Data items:
---*---

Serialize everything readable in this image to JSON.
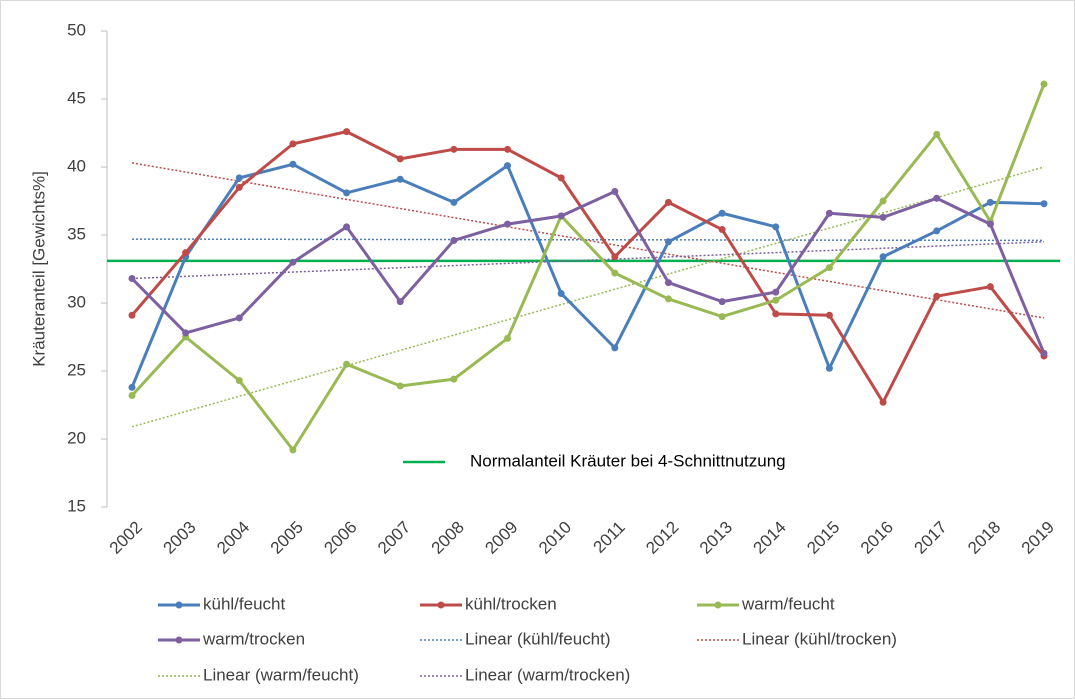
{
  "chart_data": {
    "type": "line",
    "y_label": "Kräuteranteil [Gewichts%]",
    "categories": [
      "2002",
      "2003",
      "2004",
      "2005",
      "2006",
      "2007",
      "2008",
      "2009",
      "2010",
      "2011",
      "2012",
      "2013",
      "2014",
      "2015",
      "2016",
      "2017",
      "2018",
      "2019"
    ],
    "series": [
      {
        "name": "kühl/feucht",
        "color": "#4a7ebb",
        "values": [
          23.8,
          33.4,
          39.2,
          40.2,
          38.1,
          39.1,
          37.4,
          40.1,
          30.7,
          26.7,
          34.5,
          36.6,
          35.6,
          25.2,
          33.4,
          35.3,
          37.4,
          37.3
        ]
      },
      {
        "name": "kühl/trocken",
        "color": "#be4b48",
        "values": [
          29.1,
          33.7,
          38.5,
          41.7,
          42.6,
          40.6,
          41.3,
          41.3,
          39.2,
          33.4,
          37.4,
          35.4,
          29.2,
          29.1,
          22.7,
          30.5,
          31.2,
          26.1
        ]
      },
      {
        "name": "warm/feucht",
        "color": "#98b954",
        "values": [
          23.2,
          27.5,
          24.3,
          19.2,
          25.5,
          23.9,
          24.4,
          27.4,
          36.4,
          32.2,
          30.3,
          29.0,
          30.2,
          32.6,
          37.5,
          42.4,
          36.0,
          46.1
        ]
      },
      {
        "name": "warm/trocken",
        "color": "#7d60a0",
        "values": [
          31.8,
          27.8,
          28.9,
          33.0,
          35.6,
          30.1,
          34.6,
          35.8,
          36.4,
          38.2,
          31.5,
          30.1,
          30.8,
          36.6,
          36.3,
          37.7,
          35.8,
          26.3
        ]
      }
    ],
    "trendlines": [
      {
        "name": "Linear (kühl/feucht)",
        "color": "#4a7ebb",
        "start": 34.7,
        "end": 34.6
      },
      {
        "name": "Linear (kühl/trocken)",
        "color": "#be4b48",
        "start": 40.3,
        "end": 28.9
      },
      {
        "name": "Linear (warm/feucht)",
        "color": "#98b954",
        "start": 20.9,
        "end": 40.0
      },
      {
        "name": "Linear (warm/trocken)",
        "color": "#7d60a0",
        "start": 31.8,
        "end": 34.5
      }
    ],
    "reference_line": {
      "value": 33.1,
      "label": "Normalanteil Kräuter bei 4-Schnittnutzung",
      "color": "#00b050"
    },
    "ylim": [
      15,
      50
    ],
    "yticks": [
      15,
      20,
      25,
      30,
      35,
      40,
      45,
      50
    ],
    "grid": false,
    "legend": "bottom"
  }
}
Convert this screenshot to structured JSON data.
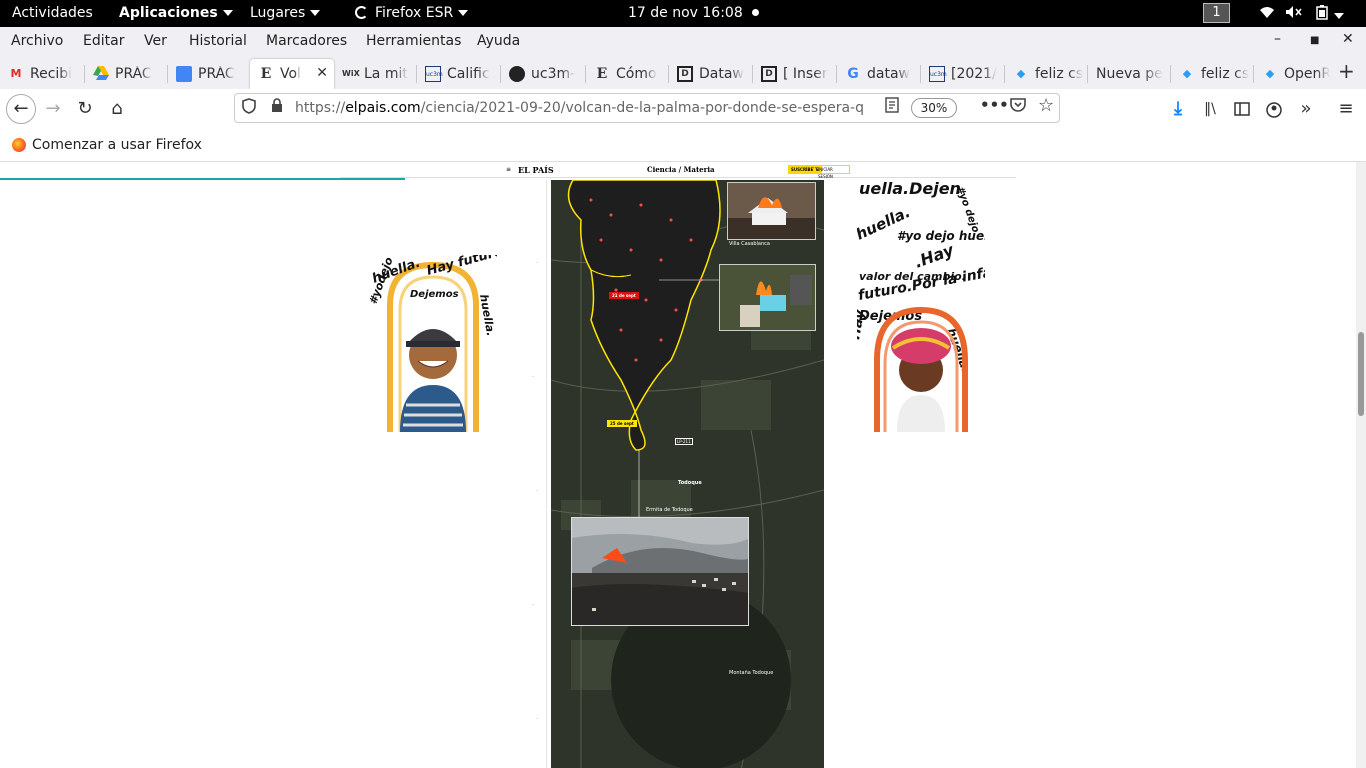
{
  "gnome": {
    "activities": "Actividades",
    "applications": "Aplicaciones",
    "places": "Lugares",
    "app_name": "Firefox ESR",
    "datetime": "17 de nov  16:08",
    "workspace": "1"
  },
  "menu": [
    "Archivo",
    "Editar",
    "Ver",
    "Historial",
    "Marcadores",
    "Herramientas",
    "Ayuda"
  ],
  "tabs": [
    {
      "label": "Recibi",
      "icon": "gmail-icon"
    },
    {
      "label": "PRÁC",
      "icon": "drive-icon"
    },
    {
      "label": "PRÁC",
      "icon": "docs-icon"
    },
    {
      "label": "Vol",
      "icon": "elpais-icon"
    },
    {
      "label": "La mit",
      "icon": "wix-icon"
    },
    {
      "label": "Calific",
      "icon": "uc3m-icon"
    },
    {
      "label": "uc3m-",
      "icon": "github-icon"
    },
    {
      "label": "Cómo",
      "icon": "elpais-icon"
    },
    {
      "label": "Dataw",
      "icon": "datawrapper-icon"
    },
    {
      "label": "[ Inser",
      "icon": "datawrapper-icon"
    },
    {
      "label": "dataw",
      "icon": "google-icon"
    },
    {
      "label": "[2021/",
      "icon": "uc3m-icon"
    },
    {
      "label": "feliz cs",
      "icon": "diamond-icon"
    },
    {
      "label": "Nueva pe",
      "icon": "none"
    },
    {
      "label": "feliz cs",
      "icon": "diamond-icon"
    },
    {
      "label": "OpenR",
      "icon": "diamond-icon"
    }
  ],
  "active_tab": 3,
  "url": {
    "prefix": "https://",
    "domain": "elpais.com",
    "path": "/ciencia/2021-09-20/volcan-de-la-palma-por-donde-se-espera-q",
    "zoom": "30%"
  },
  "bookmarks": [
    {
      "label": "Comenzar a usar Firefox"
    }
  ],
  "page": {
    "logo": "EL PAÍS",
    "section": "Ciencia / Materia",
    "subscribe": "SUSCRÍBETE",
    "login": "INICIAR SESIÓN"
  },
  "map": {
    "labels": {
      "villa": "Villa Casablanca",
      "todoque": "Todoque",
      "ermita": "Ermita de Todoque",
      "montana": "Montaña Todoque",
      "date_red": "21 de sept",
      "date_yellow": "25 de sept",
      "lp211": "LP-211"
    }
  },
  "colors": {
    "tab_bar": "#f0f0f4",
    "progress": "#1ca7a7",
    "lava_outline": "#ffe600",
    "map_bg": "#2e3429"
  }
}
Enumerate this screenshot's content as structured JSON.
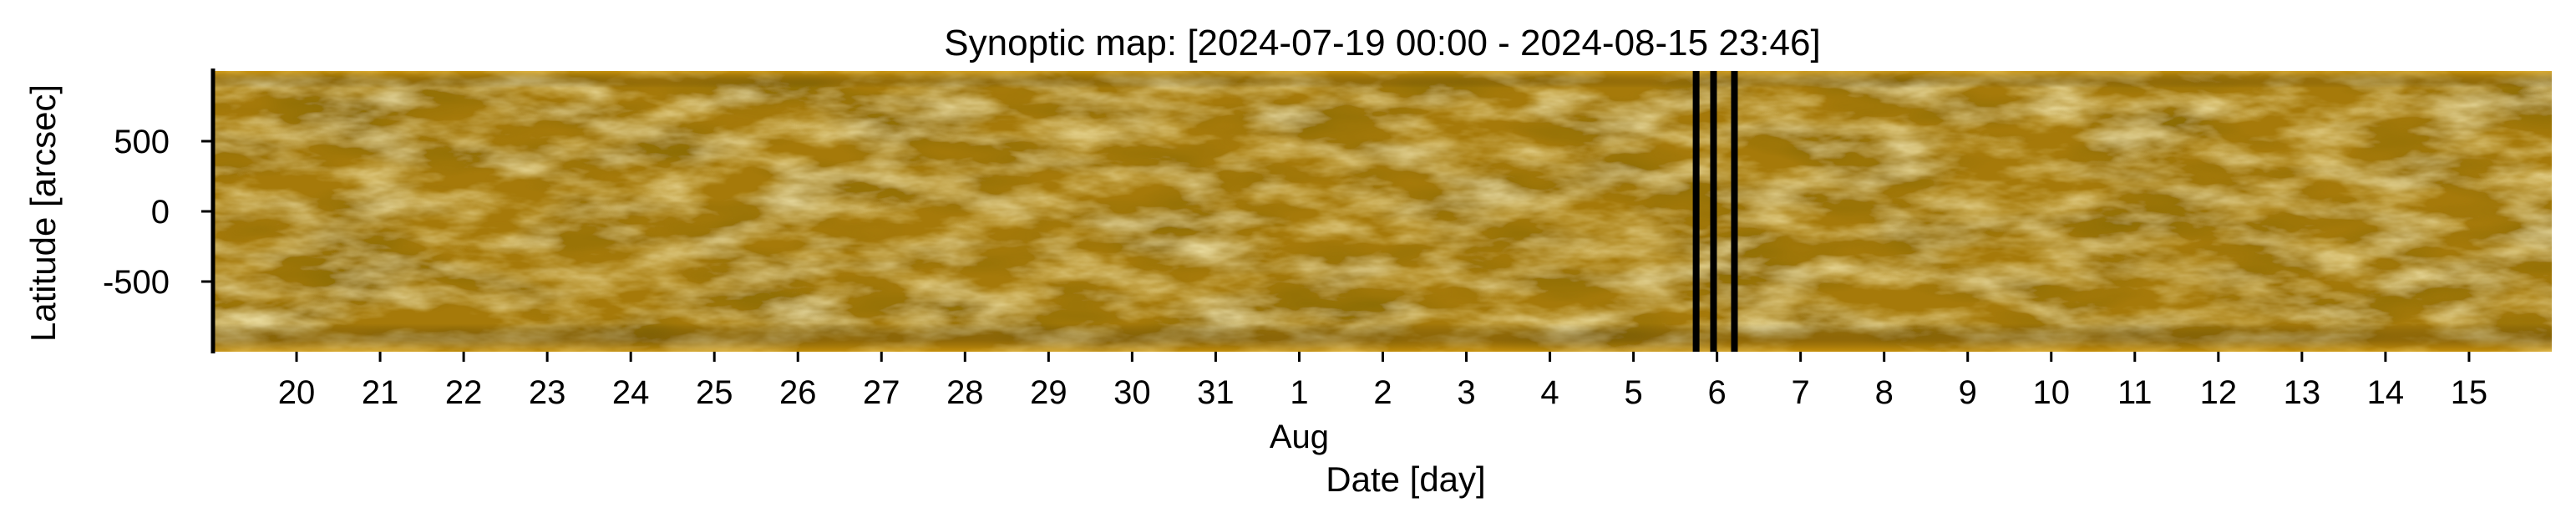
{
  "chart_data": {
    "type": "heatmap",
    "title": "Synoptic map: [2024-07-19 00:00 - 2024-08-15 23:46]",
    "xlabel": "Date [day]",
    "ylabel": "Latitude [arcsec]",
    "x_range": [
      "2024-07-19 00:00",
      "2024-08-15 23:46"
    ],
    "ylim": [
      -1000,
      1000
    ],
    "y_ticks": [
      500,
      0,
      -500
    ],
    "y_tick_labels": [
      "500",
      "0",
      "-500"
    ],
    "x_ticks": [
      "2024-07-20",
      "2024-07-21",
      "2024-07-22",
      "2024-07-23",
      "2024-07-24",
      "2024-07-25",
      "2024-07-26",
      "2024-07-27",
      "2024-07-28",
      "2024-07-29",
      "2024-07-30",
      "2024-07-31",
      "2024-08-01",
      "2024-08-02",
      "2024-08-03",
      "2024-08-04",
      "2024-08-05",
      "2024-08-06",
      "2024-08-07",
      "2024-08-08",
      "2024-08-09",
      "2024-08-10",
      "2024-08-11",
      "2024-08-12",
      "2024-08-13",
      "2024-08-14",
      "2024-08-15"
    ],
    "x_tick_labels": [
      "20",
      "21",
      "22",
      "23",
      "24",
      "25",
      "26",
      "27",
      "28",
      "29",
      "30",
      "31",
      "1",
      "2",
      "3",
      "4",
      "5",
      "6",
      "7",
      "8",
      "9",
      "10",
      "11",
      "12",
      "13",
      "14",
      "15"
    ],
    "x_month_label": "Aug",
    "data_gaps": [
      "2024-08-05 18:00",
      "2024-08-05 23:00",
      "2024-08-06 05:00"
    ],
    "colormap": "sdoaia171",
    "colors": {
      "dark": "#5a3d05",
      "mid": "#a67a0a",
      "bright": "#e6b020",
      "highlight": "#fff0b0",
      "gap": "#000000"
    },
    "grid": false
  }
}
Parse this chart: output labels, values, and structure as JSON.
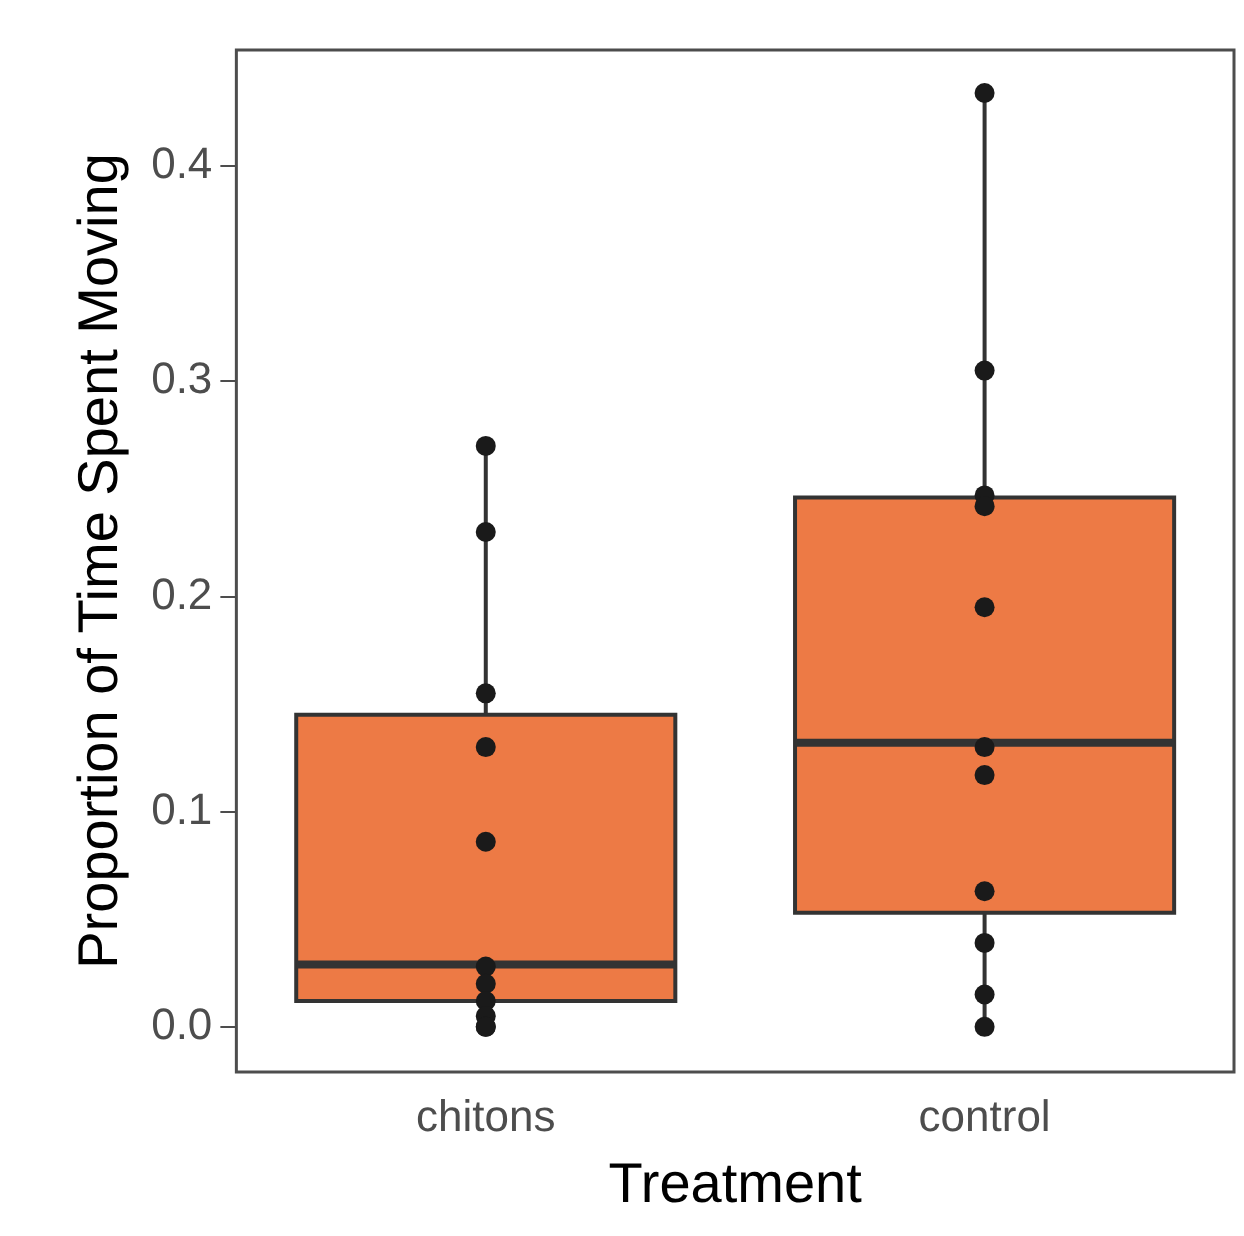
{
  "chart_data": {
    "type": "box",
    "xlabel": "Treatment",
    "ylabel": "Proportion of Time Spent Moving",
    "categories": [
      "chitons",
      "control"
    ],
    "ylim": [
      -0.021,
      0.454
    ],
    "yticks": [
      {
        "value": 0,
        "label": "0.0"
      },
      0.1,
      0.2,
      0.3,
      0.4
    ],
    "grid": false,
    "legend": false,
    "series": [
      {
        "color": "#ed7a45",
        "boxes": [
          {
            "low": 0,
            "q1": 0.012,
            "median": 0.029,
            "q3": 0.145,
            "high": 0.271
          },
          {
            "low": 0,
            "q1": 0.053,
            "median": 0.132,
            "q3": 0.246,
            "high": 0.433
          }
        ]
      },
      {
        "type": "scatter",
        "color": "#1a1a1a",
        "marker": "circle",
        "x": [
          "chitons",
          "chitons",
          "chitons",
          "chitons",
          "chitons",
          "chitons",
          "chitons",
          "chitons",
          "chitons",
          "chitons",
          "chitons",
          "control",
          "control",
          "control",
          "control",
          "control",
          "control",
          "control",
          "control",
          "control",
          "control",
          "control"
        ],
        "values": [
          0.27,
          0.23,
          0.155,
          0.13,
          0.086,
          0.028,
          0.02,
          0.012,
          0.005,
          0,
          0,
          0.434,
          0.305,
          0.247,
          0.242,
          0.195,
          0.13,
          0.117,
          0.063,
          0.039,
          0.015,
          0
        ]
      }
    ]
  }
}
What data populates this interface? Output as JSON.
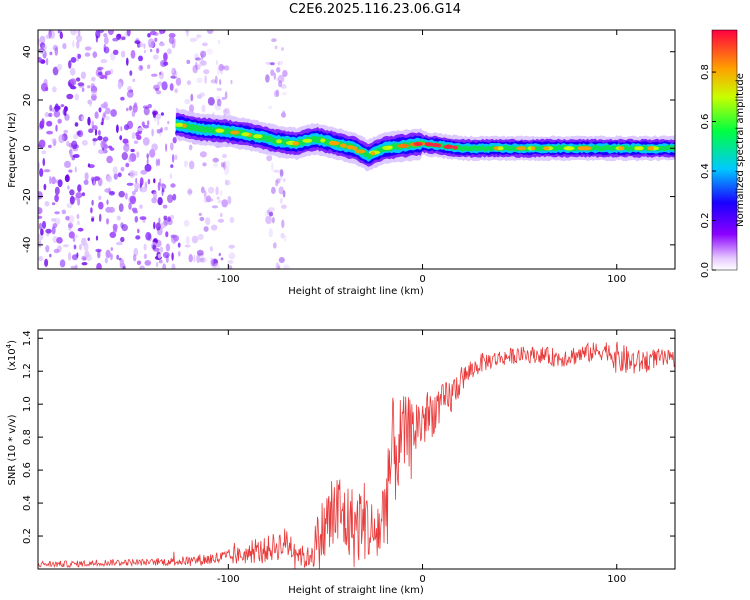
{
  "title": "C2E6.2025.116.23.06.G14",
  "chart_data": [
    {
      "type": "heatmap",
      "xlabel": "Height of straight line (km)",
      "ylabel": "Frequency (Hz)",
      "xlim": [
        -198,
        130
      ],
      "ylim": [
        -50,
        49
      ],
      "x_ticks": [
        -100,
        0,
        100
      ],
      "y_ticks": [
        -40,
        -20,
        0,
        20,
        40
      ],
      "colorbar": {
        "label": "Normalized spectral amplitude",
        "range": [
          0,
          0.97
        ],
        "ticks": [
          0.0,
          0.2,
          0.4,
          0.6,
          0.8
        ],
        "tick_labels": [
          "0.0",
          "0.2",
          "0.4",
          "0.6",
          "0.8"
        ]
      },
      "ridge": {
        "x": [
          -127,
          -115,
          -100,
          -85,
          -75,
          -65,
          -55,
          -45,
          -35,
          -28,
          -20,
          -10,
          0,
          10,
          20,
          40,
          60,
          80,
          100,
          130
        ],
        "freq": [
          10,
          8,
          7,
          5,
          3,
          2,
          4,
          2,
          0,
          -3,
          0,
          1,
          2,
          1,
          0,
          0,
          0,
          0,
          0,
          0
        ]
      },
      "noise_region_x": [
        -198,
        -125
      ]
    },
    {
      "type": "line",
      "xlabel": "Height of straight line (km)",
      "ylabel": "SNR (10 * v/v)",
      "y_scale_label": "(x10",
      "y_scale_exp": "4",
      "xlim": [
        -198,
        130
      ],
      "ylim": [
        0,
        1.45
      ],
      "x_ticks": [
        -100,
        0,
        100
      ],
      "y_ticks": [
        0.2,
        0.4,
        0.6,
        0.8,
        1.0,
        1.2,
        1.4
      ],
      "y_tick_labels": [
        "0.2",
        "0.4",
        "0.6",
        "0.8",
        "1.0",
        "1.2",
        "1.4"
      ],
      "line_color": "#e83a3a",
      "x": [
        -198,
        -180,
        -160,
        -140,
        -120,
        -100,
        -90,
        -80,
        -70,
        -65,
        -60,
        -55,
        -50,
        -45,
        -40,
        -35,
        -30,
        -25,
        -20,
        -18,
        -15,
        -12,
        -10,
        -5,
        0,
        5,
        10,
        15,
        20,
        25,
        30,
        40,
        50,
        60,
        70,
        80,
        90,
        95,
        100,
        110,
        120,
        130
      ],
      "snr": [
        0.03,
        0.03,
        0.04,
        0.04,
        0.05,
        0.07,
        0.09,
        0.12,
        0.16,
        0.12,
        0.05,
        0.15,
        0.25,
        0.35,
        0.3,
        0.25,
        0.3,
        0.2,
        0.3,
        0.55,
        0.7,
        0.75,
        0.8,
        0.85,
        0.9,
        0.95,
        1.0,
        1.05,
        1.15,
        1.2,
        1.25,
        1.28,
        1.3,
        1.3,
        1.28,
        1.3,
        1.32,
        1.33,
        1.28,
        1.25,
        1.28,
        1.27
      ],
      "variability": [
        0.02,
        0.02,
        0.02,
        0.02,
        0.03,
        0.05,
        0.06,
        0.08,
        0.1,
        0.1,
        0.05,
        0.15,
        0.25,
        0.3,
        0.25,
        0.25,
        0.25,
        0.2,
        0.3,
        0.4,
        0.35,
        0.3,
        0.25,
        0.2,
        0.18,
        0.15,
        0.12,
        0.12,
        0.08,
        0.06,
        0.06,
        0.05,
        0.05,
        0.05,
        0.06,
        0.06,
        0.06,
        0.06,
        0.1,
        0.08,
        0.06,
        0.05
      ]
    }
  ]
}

---*---

• **What you will do**:
Pull out all lines containing the word "JSON" from the entries above.

• **Worked answer**:
Serialize everything readable in this image to JSON.
Convert this screenshot to structured JSON data.
Enumerate this screenshot's content as structured JSON.
Parse this chart: output labels, values, and structure as JSON.
What data populates this interface? Output as JSON.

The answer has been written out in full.